Recorded data:
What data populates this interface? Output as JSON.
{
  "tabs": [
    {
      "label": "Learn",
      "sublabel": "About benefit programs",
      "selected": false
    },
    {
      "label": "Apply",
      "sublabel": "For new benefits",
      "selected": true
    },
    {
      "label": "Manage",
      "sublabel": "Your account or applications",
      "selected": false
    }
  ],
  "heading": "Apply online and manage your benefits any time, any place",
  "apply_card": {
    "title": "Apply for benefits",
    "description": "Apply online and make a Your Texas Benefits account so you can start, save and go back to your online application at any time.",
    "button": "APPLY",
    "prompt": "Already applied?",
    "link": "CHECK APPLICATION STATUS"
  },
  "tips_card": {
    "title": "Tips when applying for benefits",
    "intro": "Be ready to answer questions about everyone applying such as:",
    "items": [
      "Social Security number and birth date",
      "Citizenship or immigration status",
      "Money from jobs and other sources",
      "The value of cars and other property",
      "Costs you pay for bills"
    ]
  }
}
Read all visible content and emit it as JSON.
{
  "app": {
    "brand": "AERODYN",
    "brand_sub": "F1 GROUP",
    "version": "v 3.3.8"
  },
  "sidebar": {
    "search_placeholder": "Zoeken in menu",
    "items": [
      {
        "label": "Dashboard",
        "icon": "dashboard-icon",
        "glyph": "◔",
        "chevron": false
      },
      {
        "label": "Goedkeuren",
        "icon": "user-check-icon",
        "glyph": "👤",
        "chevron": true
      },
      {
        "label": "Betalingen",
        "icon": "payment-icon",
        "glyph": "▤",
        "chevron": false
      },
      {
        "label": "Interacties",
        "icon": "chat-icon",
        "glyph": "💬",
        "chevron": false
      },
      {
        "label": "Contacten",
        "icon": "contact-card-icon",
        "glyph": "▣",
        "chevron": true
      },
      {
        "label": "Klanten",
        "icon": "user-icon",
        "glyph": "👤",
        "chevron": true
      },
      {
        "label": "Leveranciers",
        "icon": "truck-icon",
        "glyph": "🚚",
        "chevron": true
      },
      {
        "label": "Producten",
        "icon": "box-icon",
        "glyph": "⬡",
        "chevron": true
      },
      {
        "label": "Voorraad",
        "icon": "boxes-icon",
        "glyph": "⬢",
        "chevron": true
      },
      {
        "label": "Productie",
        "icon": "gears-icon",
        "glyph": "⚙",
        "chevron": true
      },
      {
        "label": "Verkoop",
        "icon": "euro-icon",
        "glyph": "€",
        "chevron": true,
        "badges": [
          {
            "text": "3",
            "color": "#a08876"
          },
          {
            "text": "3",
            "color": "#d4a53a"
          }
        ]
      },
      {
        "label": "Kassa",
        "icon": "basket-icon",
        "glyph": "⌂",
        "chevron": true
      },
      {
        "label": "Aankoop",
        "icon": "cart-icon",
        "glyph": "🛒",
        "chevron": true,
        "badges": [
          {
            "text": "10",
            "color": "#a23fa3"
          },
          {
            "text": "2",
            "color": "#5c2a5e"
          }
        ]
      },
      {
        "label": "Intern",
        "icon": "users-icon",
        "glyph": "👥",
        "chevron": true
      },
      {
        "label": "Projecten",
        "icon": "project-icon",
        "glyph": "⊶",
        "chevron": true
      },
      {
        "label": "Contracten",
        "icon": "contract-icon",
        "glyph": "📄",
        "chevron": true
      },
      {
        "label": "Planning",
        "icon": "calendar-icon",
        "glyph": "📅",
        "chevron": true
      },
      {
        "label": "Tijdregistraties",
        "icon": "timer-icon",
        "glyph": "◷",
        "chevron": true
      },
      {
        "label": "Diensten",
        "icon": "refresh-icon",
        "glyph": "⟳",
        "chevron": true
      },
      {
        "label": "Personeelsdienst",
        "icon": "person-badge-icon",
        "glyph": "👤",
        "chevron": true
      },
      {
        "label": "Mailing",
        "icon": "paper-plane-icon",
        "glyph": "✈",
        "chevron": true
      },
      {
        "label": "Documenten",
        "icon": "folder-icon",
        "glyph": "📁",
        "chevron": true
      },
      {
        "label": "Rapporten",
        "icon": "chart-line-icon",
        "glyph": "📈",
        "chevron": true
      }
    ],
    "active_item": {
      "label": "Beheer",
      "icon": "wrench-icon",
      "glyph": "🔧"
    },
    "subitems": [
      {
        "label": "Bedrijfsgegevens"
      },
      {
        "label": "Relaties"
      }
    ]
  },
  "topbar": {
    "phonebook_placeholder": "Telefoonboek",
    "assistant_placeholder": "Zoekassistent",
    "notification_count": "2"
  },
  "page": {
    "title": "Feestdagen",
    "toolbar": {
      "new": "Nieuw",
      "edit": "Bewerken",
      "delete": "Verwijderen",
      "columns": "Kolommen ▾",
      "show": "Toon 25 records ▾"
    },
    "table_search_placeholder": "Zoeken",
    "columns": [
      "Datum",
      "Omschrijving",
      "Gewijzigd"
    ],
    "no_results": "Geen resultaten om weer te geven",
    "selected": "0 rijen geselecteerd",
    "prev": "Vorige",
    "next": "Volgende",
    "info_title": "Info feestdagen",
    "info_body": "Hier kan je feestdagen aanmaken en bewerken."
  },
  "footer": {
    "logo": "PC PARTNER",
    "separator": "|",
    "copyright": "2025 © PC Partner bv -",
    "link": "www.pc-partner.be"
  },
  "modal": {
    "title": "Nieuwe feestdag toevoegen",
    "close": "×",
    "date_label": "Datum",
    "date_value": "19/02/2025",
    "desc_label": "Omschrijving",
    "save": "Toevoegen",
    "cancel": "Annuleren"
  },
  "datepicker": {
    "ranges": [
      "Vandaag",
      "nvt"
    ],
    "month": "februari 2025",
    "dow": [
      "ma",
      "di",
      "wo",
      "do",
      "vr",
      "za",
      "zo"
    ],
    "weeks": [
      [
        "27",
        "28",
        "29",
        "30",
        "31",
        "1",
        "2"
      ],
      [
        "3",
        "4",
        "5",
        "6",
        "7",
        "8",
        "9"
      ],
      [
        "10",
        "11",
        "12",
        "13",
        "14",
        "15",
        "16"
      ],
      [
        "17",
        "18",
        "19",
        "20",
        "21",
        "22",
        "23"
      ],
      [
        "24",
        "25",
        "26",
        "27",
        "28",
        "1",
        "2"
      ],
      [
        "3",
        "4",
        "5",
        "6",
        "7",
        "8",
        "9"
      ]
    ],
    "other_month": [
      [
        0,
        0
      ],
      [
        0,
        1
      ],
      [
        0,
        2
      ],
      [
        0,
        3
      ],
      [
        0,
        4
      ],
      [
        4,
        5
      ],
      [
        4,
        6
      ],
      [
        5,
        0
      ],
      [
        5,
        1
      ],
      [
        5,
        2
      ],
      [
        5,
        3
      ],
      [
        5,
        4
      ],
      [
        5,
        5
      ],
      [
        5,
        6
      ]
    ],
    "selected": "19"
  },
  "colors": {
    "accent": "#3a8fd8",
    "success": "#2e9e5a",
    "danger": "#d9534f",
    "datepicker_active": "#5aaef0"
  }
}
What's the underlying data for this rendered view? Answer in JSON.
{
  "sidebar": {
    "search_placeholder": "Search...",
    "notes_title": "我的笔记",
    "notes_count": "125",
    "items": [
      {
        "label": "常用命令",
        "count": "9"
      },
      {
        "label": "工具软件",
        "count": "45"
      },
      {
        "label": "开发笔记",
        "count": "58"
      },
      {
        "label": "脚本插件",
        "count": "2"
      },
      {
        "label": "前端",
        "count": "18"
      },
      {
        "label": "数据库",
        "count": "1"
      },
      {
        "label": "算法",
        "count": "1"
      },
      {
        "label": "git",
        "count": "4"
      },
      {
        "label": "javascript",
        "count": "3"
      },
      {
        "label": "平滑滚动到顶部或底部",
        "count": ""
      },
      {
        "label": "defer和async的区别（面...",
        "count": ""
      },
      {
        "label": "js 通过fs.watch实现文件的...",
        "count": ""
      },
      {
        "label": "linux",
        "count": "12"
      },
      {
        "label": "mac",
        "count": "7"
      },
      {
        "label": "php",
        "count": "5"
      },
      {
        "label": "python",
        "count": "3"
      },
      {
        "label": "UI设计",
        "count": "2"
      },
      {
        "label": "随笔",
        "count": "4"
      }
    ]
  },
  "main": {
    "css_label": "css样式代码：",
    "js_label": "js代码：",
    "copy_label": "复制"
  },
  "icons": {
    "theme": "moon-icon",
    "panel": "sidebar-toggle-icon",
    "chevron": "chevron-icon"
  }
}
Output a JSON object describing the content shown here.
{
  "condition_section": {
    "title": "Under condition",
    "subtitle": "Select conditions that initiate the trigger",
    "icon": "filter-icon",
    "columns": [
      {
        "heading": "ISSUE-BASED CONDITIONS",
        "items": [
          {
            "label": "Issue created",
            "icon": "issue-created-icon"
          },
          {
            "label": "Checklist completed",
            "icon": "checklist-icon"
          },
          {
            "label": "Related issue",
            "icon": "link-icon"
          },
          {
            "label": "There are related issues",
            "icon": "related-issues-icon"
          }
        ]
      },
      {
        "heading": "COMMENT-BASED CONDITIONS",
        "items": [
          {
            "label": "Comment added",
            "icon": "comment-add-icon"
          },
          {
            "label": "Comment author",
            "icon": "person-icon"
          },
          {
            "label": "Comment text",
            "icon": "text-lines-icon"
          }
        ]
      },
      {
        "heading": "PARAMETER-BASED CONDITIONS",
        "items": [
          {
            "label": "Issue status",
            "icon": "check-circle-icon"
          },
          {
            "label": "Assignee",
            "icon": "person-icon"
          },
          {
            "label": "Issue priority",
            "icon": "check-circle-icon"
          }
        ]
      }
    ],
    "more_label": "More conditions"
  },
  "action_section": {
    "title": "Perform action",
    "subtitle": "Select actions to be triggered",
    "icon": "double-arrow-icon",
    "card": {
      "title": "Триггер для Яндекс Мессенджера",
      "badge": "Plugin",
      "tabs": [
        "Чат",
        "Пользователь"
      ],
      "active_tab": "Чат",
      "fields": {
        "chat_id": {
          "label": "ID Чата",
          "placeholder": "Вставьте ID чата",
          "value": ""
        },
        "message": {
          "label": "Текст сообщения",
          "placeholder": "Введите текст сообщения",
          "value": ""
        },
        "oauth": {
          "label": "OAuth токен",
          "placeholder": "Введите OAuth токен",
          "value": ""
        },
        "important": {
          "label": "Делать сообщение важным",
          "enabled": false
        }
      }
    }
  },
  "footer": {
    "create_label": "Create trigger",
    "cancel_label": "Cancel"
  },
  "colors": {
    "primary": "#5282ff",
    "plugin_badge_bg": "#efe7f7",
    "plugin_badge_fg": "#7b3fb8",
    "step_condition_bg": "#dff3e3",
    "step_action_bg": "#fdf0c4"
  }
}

- DIRECTION
Look through the entries and return every line where "created" appears.

- ANSWER TO THE TASK
            "label": "Issue created",
            "icon": "issue-created-icon"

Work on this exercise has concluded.